INSTRUCTIONS TO FOLLOW:
Return a copy of every line in the records that includes the word "mulig".

GIVEN DATA:
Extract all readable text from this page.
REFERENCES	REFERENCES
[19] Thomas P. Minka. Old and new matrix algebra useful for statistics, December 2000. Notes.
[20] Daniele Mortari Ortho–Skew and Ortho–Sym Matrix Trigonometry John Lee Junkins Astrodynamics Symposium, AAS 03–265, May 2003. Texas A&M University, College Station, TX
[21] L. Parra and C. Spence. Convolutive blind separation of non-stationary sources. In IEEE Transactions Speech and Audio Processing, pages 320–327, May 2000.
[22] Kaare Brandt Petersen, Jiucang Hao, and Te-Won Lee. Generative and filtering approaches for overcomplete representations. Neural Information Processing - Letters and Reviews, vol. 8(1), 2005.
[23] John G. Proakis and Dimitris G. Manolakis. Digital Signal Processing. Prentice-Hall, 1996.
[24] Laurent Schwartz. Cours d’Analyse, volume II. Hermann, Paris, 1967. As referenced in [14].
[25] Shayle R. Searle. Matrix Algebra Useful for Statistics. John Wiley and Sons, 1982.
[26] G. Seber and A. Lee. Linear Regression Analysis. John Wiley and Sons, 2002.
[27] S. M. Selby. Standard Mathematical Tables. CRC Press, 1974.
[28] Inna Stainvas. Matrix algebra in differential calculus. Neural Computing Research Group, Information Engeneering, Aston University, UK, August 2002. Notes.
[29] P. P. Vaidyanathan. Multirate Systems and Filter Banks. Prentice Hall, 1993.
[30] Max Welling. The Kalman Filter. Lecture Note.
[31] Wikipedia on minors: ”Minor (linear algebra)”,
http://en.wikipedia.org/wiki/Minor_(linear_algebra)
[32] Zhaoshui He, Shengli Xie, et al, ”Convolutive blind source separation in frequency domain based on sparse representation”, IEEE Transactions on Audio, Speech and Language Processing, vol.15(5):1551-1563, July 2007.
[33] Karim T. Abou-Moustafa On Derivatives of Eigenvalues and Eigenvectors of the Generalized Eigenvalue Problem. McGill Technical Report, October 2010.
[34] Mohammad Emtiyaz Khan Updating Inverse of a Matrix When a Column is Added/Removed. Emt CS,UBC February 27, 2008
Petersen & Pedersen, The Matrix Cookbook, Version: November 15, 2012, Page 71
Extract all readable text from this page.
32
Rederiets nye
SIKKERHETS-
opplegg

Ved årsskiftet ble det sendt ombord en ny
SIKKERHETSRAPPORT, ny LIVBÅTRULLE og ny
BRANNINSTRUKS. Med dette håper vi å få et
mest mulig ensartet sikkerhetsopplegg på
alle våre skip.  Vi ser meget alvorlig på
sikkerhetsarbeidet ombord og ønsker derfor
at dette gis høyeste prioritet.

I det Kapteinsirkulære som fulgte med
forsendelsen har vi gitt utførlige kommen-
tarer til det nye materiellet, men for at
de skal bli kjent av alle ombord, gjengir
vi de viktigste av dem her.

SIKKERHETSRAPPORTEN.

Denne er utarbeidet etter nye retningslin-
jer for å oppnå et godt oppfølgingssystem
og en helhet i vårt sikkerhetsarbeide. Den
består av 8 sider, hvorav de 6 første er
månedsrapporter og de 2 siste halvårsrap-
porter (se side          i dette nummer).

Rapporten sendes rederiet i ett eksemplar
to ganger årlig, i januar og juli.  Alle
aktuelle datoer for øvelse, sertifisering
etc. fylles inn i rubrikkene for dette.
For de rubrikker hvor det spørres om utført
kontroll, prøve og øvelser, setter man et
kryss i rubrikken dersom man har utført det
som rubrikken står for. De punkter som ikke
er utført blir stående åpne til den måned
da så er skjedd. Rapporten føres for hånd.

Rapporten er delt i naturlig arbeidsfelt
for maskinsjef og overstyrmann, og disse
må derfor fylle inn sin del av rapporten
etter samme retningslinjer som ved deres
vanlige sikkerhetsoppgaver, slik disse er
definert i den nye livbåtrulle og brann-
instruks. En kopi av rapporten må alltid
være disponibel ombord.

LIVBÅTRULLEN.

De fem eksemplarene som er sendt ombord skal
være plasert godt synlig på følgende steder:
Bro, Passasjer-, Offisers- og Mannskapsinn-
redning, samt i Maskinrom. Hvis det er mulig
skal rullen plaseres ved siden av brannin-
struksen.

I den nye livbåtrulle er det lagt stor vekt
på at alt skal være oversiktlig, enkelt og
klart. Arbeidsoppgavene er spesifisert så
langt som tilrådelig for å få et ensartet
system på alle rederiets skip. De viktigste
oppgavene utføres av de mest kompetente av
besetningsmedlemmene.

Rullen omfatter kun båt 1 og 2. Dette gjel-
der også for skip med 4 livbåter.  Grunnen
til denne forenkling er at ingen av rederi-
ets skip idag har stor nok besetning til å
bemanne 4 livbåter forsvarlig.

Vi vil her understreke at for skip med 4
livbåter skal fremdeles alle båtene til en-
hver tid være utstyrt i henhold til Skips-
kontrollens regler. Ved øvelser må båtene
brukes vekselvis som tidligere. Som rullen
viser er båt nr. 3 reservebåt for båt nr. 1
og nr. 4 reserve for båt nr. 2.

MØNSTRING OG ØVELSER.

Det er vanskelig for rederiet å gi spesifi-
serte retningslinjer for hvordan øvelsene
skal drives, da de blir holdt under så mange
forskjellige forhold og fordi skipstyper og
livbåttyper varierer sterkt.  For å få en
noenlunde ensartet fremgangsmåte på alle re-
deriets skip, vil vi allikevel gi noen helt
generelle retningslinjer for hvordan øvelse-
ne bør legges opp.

SOLUTION TO THIS EXERCISE:
mest mulig ensartet sikkerhetsopplegg på
redning, samt i Maskinrom. Hvis det er mulig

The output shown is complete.